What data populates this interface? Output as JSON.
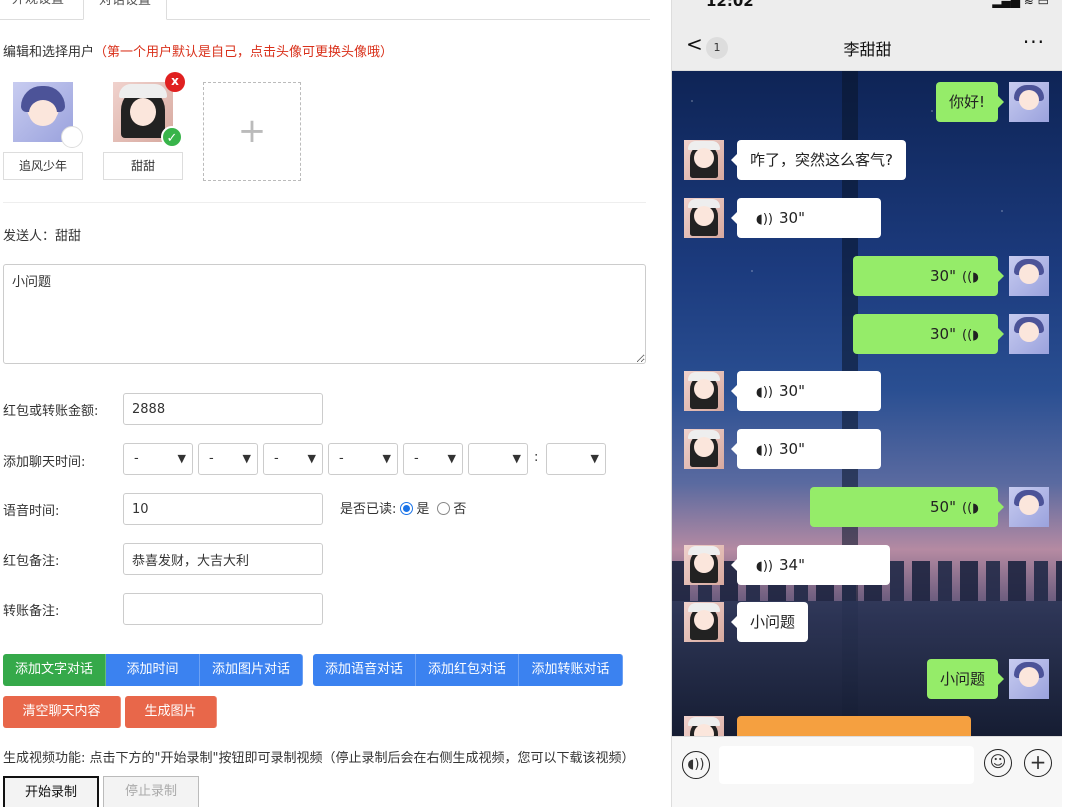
{
  "tabs": [
    "外观设置",
    "对话设置"
  ],
  "hint": {
    "main": "编辑和选择用户",
    "note": "（第一个用户默认是自己，点击头像可更换头像哦）"
  },
  "users": [
    {
      "name": "追风少年"
    },
    {
      "name": "甜甜"
    }
  ],
  "add_user": "+",
  "delete_mark": "x",
  "check_mark": "✓",
  "sender": "发送人：甜甜",
  "message_text": "小问题",
  "form": {
    "amount_label": "红包或转账金额:",
    "amount_value": "2888",
    "time_label": "添加聊天时间:",
    "time_selects": [
      "-",
      "-",
      "-",
      "-",
      "-",
      "",
      ""
    ],
    "time_colon": ":",
    "voice_label": "语音时间:",
    "voice_value": "10",
    "read_label": "是否已读:",
    "read_yes": "是",
    "read_no": "否",
    "redpacket_note_label": "红包备注:",
    "redpacket_note_value": "恭喜发财，大吉大利",
    "transfer_note_label": "转账备注:",
    "transfer_note_value": ""
  },
  "buttons": {
    "add_text": "添加文字对话",
    "add_time": "添加时间",
    "add_image": "添加图片对话",
    "add_voice": "添加语音对话",
    "add_redpacket": "添加红包对话",
    "add_transfer": "添加转账对话",
    "clear": "清空聊天内容",
    "gen_image": "生成图片",
    "start_rec": "开始录制",
    "stop_rec": "停止录制"
  },
  "video_note": "生成视频功能: 点击下方的\"开始录制\"按钮即可录制视频（停止录制后会在右侧生成视频，您可以下载该视频）",
  "colors": {
    "green": "#35a94a",
    "blue": "#3b82f0",
    "orange": "#e8674a",
    "wechat_green": "#95ec69"
  },
  "phone": {
    "time": "12:02",
    "status_icons": "▂▄▆ ≋ ▭",
    "back_icon": "<",
    "unread": "1",
    "chat_title": "李甜甜",
    "more_icon": "···",
    "messages": [
      {
        "from": "me",
        "text": "你好!"
      },
      {
        "from": "her",
        "text": "咋了，突然这么客气?"
      },
      {
        "from": "her",
        "text": "30\""
      },
      {
        "from": "me",
        "text": "30\""
      },
      {
        "from": "me",
        "text": "30\""
      },
      {
        "from": "her",
        "text": "30\""
      },
      {
        "from": "her",
        "text": "30\""
      },
      {
        "from": "me",
        "text": "50\""
      },
      {
        "from": "her",
        "text": "34\""
      },
      {
        "from": "her",
        "text": "小问题"
      },
      {
        "from": "me",
        "text": "小问题"
      }
    ],
    "voice_icon_her": "◖))",
    "voice_icon_me": "((◗"
  }
}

================================

■ Aim ■
Write out all the entries again, word for word, and print no images.

■ Exercise output ■
What data populates this interface? Output as JSON.
{
  "tabs": [
    "外观设置",
    "对话设置"
  ],
  "hint": {
    "main": "编辑和选择用户",
    "note": "（第一个用户默认是自己，点击头像可更换头像哦）"
  },
  "users": [
    {
      "name": "追风少年"
    },
    {
      "name": "甜甜"
    }
  ],
  "add_user": "+",
  "delete_mark": "x",
  "check_mark": "✓",
  "sender": "发送人：甜甜",
  "message_text": "小问题",
  "form": {
    "amount_label": "红包或转账金额:",
    "amount_value": "2888",
    "time_label": "添加聊天时间:",
    "time_selects": [
      "-",
      "-",
      "-",
      "-",
      "-",
      "",
      ""
    ],
    "time_colon": ":",
    "voice_label": "语音时间:",
    "voice_value": "10",
    "read_label": "是否已读:",
    "read_yes": "是",
    "read_no": "否",
    "redpacket_note_label": "红包备注:",
    "redpacket_note_value": "恭喜发财，大吉大利",
    "transfer_note_label": "转账备注:",
    "transfer_note_value": ""
  },
  "buttons": {
    "add_text": "添加文字对话",
    "add_time": "添加时间",
    "add_image": "添加图片对话",
    "add_voice": "添加语音对话",
    "add_redpacket": "添加红包对话",
    "add_transfer": "添加转账对话",
    "clear": "清空聊天内容",
    "gen_image": "生成图片",
    "start_rec": "开始录制",
    "stop_rec": "停止录制"
  },
  "video_note": "生成视频功能: 点击下方的\"开始录制\"按钮即可录制视频（停止录制后会在右侧生成视频，您可以下载该视频）",
  "colors": {
    "green": "#35a94a",
    "blue": "#3b82f0",
    "orange": "#e8674a",
    "wechat_green": "#95ec69"
  },
  "phone": {
    "time": "12:02",
    "status_icons": "▂▄▆ ≋ ▭",
    "back_icon": "<",
    "unread": "1",
    "chat_title": "李甜甜",
    "more_icon": "···",
    "messages": [
      {
        "from": "me",
        "text": "你好!"
      },
      {
        "from": "her",
        "text": "咋了，突然这么客气?"
      },
      {
        "from": "her",
        "text": "30\""
      },
      {
        "from": "me",
        "text": "30\""
      },
      {
        "from": "me",
        "text": "30\""
      },
      {
        "from": "her",
        "text": "30\""
      },
      {
        "from": "her",
        "text": "30\""
      },
      {
        "from": "me",
        "text": "50\""
      },
      {
        "from": "her",
        "text": "34\""
      },
      {
        "from": "her",
        "text": "小问题"
      },
      {
        "from": "me",
        "text": "小问题"
      }
    ],
    "voice_icon_her": "◖))",
    "voice_icon_me": "((◗"
  }
}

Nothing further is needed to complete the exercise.